◆ **TRAVAIL À FAIRE**
1. Dans l'extrait sur le nouvel accord de libre-échange, relevez tous les produits visés par le système de gestion de l'offre que le Canada maintiendra.
2. Selon l'extrait sur le nouvel accord de libre-échange, quelle part du marché canadien du lait le gouvernement Trudeau a-t-il accepté d'ouvrir aux producteurs américains ?
3. Transcrivez fidèlement le passage de l'extrait sur le nouvel accord de libre-échange compris entre « COMPROMIS SUR L'ACCÈS » et « source gouvernementale à La Presse. », ces deux segments inclus.

:: PASSAGE EXTRAIT ::

Le Canada et les États-Unis sont parvenus tard hier soir à un nouvel accord de libre-échange comprenant aussi le Mexique, après 13 mois de négociations souvent acrimonieuses.

Alors que la menace du président Donald Trump d'imposer des tarifs douaniers de 25 % contre l'industrie automobile canadienne faisait craindre le pire au Canada - une menace qu'il a brandie à nouveau la semaine dernière -, les deux parties ont pu aplanir les différends qui les empêchaient d'accoucher d'une nouvelle mouture de l'Accord de libre-échange nord-américain (ALENA), qui s'appellera désormais l'Accord États-Unis-Mexique-Canada (AEUMC), comme le souhaitait d'ailleurs le président américain.

« C'est une bonne journée pour le Canada. On va en parler demain. On va en parler demain, promis », a lancé le premier ministre Justin Trudeau aux journalistes à l'issue d'une réunion de 90 minutes de son cabinet hier soir pour avaliser les détails de l'entente.

COMPROMIS SUR L'ACCÈS AU MARCHÉ DU LAIT

À quelques heures de l'échéancier de minuit fixé par l'administration Trump, les négociateurs canadiens ont réussi à maintenir le mécanisme de règlement des différends prévu au chapitre 19 de l'accord initial - l'une des principales pierres d'achoppement, a indiqué une source gouvernementale à La Presse.

En échange, le gouvernement Trudeau a accepté d'accorder un plus grand accès au marché canadien du lait pour les producteurs américains, soit l'équivalent de 3,59 % du marché, ce qui constitue un peu plus de parts de marché que les États-Unis auraient obtenues dans le cadre du Partenariat transpacifique s'ils ne s'étaient pas retirés l'an dernier de cet accord commercial conclu en 2015.

Le Canada maintiendra le système de gestion de l'offre pour les produits laitiers, les oeufs et la volaille, mais il se voit contraint d'ouvrir davantage son marché aux producteurs américains.

Tout indique que le gouvernement Trudeau va offrir une compensation financière aux producteurs touchés. Mais cette nouvelle brèche dans la gestion de l'offre, après celle accordée dans le cadre du Partenariat transpacifique global et progressiste (PTPGP) et l'Accord économique et commercial global (AECG) conclu avec l'Europe, pourrait être mal reçue au Québec, où se trouve près de 50 % de la production laitière au pays, alors que les électeurs se rendent aux urnes aujourd'hui.

Autre pomme de discorde des négociations, l'exception culturelle a aussi été maintenue, à la demande du Canada. Parmi les autres éléments de l'accord, les seuils d'exemption pour les articles exportés au Canada passeront de 20 $ à 100 $.

:::
:: DOCUMENTS FOURNIS ::

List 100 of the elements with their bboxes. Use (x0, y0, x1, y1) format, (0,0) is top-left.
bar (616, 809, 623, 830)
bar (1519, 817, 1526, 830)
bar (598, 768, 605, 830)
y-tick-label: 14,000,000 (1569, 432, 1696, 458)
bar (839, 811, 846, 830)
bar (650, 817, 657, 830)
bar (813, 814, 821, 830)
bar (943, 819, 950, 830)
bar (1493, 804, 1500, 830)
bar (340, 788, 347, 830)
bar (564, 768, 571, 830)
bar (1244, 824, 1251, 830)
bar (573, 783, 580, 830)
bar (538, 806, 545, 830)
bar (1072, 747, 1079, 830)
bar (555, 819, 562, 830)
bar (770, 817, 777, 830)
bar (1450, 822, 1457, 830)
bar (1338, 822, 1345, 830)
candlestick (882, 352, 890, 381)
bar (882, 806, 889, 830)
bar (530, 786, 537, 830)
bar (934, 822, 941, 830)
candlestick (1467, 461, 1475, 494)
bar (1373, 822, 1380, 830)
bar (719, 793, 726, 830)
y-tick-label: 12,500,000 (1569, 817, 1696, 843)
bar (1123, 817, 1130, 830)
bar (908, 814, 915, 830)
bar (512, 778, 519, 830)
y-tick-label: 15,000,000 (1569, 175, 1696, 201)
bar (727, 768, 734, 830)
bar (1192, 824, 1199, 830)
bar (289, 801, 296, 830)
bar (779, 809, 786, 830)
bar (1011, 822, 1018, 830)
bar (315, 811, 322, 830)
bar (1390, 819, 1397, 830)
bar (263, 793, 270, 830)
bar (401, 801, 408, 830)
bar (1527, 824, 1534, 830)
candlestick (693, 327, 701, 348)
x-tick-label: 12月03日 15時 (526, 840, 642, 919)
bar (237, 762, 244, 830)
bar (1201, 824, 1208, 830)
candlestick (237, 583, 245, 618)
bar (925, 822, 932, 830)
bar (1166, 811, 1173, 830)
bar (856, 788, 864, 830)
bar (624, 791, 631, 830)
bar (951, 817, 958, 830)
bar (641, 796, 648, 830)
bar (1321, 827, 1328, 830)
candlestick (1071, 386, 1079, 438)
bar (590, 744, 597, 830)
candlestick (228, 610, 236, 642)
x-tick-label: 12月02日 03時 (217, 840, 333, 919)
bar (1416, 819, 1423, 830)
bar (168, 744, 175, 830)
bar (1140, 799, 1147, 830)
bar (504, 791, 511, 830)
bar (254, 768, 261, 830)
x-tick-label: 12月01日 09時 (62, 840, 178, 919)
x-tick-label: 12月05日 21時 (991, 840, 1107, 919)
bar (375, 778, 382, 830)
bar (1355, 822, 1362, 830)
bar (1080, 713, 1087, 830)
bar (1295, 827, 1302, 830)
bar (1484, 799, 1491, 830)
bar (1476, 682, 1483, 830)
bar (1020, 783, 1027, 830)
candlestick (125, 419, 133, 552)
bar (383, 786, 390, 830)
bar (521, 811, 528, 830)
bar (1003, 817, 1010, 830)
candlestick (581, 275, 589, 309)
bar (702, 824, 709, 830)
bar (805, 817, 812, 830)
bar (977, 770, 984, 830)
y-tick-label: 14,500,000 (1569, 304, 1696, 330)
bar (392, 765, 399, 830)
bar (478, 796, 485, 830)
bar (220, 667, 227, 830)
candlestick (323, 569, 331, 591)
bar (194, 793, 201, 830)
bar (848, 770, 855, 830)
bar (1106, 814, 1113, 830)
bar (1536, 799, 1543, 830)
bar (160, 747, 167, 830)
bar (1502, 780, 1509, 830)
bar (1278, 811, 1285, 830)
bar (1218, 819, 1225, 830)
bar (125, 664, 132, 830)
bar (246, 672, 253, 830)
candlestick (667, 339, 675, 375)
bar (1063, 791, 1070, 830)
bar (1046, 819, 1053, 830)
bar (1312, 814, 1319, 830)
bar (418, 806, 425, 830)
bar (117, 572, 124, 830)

:::

◆ **CORRIGÉ DES EXERCICES**
1. Les produits laitiers, les oeufs et la volaille.

2. L'équivalent de 3,59 % du marché.

3.
COMPROMIS SUR L'ACCÈS AU MARCHÉ DU LAIT

À quelques heures de l'échéancier de minuit fixé par l'administration Trump, les négociateurs canadiens ont réussi à maintenir le mécanisme de règlement des différends prévu au chapitre 19 de l'accord initial - l'une des principales pierres d'achoppement, a indiqué une source gouvernementale à La Presse.